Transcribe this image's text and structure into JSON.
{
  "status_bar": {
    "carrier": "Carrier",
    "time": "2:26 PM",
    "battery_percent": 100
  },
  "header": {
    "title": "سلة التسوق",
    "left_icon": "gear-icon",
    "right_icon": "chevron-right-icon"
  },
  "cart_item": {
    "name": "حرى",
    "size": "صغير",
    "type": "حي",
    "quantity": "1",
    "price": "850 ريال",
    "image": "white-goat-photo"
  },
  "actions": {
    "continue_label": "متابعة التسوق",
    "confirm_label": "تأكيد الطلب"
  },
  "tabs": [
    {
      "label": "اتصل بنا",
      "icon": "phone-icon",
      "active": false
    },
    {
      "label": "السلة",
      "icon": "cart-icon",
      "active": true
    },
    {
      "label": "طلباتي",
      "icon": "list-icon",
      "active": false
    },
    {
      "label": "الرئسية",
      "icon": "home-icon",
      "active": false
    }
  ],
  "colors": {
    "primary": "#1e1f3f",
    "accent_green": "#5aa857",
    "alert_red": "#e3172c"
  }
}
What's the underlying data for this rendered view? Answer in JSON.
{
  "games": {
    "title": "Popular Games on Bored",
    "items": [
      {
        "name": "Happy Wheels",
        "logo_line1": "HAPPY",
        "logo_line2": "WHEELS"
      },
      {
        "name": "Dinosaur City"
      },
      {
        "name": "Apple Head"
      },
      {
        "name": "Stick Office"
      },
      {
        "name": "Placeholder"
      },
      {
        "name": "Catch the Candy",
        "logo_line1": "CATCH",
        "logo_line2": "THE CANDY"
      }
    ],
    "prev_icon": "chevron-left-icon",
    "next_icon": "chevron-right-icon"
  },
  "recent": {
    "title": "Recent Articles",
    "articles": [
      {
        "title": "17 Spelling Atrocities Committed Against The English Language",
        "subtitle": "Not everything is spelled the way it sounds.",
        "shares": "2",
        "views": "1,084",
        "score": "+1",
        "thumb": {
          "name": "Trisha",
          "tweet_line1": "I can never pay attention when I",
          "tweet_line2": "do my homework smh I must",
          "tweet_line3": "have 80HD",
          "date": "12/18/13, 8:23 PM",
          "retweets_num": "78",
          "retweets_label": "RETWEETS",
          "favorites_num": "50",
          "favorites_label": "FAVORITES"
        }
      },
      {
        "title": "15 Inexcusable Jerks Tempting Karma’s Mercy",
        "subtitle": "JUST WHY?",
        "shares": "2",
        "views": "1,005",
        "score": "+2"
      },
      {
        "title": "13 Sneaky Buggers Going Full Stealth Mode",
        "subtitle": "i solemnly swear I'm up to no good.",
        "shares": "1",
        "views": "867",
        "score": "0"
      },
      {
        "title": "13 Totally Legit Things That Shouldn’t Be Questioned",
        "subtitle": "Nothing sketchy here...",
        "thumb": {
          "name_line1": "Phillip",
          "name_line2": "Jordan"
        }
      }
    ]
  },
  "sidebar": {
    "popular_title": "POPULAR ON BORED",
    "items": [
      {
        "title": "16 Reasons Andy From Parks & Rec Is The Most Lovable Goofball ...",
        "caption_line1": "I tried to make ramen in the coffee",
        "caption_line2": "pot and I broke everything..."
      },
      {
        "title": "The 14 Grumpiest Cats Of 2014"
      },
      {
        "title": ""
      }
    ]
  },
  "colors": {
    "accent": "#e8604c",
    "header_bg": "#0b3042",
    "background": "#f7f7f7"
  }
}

═══

Instructions for the task — Identify and copy lines that hold the string "everything".

Task answer —
        "subtitle": "Not everything is spelled the way it sounds.",
        "caption_line2": "pot and I broke everything..."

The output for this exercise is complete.